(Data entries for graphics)
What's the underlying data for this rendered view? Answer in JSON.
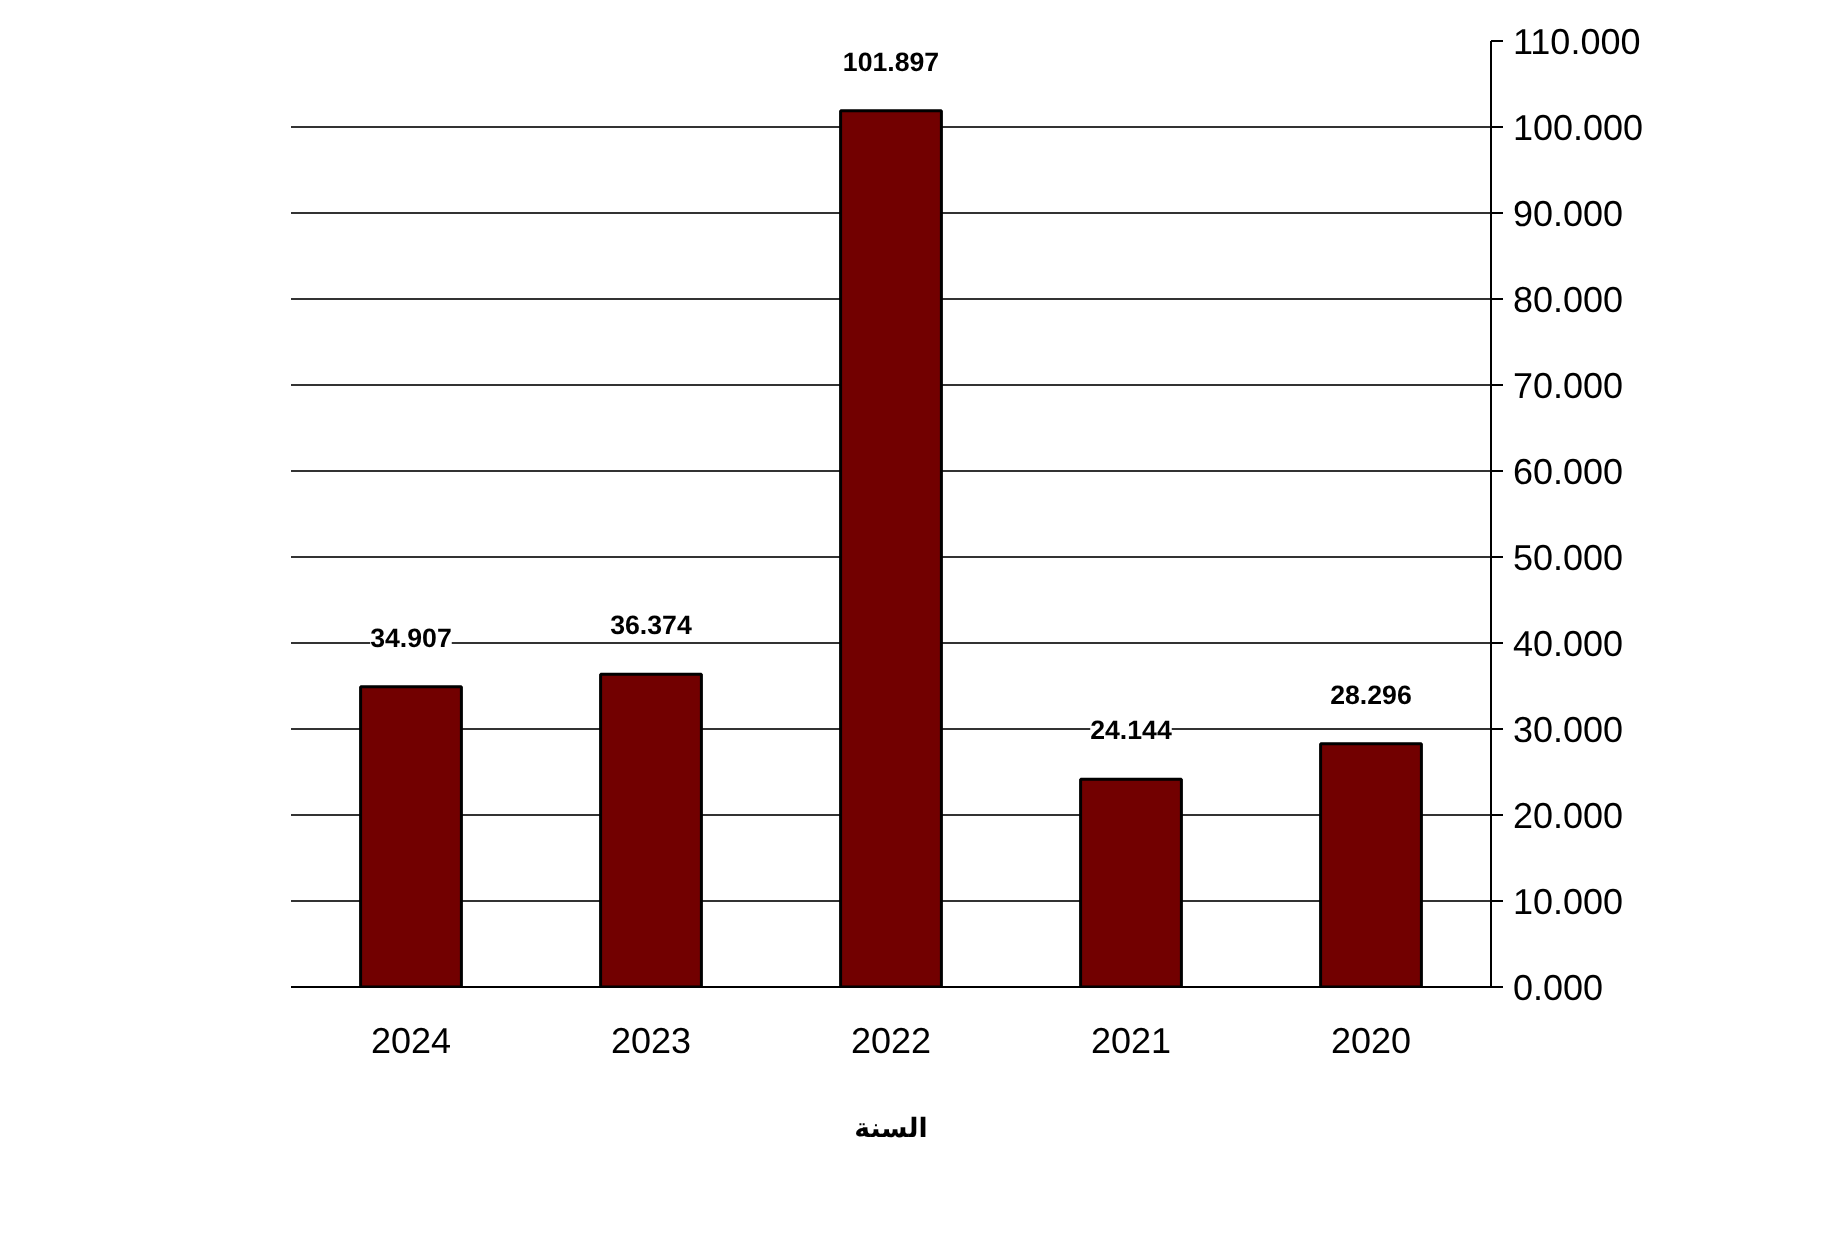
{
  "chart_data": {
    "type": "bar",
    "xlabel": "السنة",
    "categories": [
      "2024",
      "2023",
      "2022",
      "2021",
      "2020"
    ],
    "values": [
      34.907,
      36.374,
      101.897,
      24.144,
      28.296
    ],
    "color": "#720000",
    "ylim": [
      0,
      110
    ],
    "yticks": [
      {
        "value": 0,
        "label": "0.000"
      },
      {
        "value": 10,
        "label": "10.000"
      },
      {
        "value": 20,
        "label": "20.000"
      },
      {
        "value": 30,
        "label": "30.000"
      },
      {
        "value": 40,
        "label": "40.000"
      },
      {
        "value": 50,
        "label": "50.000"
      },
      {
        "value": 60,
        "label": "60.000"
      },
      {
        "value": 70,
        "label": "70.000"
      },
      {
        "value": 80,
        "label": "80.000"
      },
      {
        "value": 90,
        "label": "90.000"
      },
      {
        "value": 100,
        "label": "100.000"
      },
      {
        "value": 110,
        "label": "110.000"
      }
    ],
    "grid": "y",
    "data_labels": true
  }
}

Task to carry out: Reproduce all the records verbatim, excluding images.

Answer to this problem:
What's the underlying data for this rendered view? Answer in JSON.
{
  "chart_data": {
    "type": "bar",
    "xlabel": "السنة",
    "categories": [
      "2024",
      "2023",
      "2022",
      "2021",
      "2020"
    ],
    "values": [
      34.907,
      36.374,
      101.897,
      24.144,
      28.296
    ],
    "color": "#720000",
    "ylim": [
      0,
      110
    ],
    "yticks": [
      {
        "value": 0,
        "label": "0.000"
      },
      {
        "value": 10,
        "label": "10.000"
      },
      {
        "value": 20,
        "label": "20.000"
      },
      {
        "value": 30,
        "label": "30.000"
      },
      {
        "value": 40,
        "label": "40.000"
      },
      {
        "value": 50,
        "label": "50.000"
      },
      {
        "value": 60,
        "label": "60.000"
      },
      {
        "value": 70,
        "label": "70.000"
      },
      {
        "value": 80,
        "label": "80.000"
      },
      {
        "value": 90,
        "label": "90.000"
      },
      {
        "value": 100,
        "label": "100.000"
      },
      {
        "value": 110,
        "label": "110.000"
      }
    ],
    "grid": "y",
    "data_labels": true
  }
}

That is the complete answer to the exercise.